What number of lines hold the word "image"? State that number and nothing besides.
## Start EXERCISE INPUT
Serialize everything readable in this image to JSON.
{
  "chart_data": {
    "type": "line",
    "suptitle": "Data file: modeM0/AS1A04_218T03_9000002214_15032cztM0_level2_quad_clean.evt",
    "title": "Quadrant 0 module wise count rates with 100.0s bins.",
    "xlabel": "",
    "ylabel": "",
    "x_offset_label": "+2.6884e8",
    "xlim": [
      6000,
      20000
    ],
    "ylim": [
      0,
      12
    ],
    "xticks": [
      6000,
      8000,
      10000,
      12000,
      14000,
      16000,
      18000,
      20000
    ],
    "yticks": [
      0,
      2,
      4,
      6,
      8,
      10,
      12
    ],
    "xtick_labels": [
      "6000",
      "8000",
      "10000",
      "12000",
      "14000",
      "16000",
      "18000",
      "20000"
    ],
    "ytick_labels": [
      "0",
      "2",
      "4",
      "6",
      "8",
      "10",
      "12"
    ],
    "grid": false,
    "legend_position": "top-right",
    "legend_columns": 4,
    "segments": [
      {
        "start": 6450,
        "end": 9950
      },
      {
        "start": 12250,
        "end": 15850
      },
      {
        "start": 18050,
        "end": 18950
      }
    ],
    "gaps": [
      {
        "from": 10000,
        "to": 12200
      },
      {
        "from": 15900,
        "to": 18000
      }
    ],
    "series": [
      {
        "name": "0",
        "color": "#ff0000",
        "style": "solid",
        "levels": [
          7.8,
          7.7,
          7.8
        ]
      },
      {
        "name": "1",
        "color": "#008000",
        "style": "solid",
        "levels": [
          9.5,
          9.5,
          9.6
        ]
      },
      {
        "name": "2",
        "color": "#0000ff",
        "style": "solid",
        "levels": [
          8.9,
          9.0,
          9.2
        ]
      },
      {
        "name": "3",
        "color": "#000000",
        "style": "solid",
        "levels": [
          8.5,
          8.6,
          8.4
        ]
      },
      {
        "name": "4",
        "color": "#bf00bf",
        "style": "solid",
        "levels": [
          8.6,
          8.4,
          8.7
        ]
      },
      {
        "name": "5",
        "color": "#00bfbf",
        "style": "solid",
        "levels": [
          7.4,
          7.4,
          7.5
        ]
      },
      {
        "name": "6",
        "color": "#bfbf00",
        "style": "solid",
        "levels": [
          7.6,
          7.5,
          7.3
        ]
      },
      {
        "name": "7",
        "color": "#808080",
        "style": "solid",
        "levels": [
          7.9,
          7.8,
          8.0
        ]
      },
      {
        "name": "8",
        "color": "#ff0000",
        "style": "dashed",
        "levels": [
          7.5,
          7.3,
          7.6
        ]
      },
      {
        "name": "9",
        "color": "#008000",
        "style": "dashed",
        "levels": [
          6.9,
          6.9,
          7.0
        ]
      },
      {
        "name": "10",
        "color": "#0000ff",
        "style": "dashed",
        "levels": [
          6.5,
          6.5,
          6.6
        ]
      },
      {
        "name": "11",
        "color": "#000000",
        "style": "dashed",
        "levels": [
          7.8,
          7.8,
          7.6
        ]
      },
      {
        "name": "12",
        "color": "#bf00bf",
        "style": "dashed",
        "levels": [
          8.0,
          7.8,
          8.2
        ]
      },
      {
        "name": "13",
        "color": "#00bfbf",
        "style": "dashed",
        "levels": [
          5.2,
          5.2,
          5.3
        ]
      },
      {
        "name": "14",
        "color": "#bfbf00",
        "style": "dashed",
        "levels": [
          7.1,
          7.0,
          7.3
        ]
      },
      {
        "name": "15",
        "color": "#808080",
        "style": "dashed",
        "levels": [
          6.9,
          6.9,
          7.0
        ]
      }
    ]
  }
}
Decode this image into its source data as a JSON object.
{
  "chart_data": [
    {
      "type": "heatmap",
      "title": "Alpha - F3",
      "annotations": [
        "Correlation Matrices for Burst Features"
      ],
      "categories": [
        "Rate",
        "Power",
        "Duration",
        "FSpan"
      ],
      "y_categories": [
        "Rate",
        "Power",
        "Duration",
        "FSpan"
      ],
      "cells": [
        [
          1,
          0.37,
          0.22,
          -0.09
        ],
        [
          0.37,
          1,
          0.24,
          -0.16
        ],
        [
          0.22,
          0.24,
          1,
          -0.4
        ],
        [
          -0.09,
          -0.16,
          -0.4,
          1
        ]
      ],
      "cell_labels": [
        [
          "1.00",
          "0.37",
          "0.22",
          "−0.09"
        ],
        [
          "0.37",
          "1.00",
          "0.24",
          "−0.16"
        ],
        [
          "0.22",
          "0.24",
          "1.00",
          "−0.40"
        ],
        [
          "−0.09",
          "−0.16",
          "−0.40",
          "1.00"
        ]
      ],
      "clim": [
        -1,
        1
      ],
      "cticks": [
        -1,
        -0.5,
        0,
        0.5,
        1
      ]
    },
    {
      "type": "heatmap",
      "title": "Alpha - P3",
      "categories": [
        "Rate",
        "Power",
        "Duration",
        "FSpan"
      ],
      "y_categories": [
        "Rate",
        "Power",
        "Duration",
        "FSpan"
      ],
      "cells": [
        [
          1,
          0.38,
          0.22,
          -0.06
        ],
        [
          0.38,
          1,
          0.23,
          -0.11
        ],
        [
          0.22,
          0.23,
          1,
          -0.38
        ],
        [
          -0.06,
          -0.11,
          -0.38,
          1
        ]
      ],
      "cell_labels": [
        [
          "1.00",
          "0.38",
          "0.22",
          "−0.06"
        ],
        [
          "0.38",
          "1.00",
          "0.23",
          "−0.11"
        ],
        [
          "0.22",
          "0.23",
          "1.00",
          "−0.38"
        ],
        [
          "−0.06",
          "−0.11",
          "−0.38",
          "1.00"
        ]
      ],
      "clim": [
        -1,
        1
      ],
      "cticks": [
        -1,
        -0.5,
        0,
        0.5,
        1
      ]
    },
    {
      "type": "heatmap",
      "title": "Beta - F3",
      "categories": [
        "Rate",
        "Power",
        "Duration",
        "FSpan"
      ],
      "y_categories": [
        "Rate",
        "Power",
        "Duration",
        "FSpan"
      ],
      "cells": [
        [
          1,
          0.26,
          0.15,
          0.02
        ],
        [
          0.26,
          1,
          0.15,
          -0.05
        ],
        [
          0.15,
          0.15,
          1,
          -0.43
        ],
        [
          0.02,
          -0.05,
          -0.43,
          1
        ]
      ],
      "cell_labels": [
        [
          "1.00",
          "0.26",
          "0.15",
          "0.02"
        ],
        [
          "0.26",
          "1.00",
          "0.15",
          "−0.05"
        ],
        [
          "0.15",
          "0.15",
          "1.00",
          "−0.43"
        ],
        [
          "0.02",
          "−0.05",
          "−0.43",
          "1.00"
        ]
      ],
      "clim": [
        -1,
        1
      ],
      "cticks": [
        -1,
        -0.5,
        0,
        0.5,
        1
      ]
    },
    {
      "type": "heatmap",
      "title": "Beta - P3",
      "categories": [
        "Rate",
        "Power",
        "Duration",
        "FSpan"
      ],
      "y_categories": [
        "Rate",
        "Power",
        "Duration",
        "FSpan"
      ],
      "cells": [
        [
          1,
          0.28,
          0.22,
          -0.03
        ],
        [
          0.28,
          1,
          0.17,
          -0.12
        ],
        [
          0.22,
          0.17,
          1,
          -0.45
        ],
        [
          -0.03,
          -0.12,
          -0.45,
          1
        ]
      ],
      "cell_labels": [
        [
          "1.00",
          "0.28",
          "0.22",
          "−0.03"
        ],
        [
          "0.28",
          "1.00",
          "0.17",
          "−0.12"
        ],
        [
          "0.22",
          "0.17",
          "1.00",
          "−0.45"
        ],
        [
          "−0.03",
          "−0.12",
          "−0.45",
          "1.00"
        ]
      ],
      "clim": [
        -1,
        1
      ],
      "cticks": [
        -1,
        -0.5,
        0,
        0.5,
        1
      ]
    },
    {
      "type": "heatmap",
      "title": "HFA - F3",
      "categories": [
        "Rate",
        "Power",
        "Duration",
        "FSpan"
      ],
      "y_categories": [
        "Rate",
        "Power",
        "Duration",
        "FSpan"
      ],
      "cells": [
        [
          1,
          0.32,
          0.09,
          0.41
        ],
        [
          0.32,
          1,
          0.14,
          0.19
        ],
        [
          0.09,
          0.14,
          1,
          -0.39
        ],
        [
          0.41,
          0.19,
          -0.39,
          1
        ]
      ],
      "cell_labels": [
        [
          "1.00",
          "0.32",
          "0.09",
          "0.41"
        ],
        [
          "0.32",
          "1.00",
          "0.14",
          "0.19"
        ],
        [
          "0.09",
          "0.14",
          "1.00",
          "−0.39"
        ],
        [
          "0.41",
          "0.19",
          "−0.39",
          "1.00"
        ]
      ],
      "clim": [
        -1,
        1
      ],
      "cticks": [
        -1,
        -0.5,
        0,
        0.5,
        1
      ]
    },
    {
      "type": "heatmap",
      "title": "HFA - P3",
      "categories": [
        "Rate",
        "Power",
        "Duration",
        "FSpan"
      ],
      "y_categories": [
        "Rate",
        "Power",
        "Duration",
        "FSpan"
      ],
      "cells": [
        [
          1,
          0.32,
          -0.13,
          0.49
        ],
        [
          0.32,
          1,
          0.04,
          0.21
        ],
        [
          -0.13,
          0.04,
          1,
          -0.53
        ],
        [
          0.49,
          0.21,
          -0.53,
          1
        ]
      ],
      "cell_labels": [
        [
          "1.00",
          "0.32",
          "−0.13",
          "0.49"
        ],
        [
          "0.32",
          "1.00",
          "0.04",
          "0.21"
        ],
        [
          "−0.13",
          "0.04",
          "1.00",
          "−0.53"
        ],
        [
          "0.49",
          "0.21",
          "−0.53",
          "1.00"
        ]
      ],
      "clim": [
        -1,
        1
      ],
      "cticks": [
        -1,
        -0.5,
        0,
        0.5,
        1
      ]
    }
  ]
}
## End EXERCISE INPUT
OUTPUT FOR THIS EXERCISE: 2